→ DATASET RECORDS:
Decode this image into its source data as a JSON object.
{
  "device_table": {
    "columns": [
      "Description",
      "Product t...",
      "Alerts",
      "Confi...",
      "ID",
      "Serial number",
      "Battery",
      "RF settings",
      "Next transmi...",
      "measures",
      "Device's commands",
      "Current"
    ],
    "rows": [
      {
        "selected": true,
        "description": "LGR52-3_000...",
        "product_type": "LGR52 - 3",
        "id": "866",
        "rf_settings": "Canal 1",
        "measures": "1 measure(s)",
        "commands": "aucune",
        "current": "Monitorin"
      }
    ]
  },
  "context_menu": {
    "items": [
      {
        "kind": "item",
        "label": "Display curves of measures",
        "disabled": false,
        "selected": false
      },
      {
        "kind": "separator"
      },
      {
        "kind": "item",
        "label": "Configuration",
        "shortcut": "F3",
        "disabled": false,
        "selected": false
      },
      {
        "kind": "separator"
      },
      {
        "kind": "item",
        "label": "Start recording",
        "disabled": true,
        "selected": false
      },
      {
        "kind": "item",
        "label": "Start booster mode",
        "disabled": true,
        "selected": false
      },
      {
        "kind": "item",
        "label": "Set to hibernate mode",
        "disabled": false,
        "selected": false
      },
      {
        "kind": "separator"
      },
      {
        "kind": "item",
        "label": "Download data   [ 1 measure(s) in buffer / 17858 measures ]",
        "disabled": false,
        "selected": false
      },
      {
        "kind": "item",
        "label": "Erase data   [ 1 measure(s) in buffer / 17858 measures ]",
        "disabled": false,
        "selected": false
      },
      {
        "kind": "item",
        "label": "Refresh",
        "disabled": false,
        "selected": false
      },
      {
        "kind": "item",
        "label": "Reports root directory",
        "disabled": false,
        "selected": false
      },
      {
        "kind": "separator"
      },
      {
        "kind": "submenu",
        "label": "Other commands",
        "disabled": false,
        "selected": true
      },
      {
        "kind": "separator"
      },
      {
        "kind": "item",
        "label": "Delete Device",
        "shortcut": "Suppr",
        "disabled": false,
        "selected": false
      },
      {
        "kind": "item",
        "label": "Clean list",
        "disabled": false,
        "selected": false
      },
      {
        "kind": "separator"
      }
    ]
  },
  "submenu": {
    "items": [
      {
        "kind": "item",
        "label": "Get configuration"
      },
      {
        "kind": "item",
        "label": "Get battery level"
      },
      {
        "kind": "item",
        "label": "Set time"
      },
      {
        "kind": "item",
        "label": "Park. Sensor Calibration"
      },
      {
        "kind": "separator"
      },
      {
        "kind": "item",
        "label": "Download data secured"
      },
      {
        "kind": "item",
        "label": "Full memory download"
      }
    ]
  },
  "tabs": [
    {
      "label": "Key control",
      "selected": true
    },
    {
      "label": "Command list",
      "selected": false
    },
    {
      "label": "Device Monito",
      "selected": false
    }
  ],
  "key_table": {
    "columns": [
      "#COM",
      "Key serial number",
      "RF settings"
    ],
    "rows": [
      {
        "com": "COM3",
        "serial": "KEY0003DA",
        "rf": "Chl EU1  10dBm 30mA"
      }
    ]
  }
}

→ EXERCISE REQUIREMENTS: Check the data for the word "Start" and pull out the lines that have it.

→ TASK RESPONSE:
        "label": "Start recording",
        "label": "Start booster mode",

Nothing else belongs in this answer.